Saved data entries
########################################

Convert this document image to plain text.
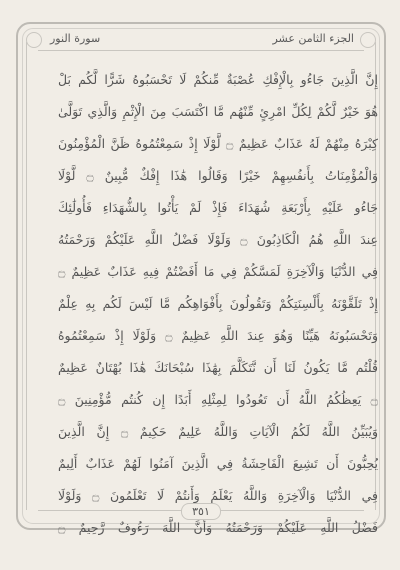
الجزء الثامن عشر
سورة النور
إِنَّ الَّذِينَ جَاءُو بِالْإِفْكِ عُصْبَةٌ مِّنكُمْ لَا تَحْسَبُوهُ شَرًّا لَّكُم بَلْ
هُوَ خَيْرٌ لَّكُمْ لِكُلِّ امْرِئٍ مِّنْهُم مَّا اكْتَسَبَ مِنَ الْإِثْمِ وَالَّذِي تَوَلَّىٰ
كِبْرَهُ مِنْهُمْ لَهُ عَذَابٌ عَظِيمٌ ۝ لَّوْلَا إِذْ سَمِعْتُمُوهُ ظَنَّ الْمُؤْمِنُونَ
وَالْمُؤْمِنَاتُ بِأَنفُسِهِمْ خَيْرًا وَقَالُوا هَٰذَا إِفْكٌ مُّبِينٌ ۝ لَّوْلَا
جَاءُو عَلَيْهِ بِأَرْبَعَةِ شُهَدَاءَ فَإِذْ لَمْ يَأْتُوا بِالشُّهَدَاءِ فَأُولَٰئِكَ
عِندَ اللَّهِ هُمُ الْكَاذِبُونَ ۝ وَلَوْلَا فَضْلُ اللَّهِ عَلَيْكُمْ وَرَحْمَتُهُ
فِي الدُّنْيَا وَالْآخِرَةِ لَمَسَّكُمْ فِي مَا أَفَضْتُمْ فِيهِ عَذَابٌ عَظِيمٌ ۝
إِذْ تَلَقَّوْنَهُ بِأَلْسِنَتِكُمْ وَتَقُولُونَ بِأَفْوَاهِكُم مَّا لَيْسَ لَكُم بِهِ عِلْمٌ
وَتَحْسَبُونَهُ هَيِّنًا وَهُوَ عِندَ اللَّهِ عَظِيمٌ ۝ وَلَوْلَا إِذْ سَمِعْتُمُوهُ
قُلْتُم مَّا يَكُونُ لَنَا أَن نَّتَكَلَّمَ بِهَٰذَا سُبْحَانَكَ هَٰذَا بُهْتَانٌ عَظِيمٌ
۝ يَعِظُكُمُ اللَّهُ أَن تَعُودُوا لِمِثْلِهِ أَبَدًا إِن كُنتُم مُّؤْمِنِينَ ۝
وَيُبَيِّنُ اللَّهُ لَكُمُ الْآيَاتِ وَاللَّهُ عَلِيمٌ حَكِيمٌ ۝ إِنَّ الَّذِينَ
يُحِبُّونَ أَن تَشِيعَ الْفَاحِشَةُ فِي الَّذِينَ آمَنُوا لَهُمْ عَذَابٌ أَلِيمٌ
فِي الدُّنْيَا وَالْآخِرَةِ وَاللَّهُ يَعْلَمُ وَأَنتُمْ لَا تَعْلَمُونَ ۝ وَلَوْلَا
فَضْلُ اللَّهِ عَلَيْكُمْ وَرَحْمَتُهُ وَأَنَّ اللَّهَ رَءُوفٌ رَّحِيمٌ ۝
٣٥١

########################################

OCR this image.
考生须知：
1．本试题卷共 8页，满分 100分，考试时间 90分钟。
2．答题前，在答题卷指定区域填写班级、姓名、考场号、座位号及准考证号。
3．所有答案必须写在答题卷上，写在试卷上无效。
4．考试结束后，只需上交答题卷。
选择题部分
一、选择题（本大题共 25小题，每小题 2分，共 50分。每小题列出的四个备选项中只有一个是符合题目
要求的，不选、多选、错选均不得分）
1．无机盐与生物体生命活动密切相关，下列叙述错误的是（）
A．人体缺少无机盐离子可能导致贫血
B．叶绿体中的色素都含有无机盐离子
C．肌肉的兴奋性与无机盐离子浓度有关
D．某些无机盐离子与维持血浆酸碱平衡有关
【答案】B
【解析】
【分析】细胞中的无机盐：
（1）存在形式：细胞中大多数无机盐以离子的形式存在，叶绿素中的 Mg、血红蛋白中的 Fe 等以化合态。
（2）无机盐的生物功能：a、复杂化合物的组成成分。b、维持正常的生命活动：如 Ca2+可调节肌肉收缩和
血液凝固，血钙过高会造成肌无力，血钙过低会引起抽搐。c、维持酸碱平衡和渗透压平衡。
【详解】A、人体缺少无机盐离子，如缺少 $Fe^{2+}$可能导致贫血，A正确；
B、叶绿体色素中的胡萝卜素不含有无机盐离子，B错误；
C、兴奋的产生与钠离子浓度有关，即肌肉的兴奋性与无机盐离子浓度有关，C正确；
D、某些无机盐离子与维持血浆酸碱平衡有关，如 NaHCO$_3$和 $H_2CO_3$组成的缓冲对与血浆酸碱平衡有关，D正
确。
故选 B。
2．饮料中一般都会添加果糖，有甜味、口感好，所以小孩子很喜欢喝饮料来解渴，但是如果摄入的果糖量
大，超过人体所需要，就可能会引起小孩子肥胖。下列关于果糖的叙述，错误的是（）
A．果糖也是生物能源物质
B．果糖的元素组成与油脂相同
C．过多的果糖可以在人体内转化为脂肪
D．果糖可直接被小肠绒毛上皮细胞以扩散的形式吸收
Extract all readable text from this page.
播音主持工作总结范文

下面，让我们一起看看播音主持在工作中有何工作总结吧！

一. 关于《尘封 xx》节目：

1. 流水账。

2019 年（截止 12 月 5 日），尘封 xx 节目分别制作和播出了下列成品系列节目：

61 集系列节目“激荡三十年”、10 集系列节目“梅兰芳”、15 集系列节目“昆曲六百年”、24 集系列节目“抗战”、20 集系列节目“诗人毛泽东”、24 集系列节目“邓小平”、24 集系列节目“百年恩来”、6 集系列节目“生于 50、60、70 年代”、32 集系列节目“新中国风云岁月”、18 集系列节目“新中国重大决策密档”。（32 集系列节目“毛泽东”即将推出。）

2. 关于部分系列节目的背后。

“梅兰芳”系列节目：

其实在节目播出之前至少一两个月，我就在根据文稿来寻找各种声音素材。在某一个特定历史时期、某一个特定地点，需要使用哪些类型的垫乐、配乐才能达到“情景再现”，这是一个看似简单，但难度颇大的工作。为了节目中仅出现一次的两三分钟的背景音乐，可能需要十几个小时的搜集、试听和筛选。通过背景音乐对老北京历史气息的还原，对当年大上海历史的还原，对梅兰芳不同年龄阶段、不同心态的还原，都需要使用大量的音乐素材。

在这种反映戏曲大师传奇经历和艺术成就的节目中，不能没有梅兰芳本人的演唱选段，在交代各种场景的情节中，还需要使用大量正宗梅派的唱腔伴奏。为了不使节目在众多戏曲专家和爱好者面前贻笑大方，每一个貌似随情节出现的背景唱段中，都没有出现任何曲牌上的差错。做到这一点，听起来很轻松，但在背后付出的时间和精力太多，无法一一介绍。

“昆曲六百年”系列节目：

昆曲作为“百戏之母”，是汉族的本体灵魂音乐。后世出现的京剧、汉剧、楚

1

########################################

> **TASK BRIEF**
Look through the data above. Copy every line with the string "某些无机盐离子与维持血浆酸碱平衡有关" in it.

> **THE SOLUTION**
D．某些无机盐离子与维持血浆酸碱平衡有关
D、某些无机盐离子与维持血浆酸碱平衡有关，如 NaHCO$_3$和 $H_2CO_3$组成的缓冲对与血浆酸碱平衡有关，D正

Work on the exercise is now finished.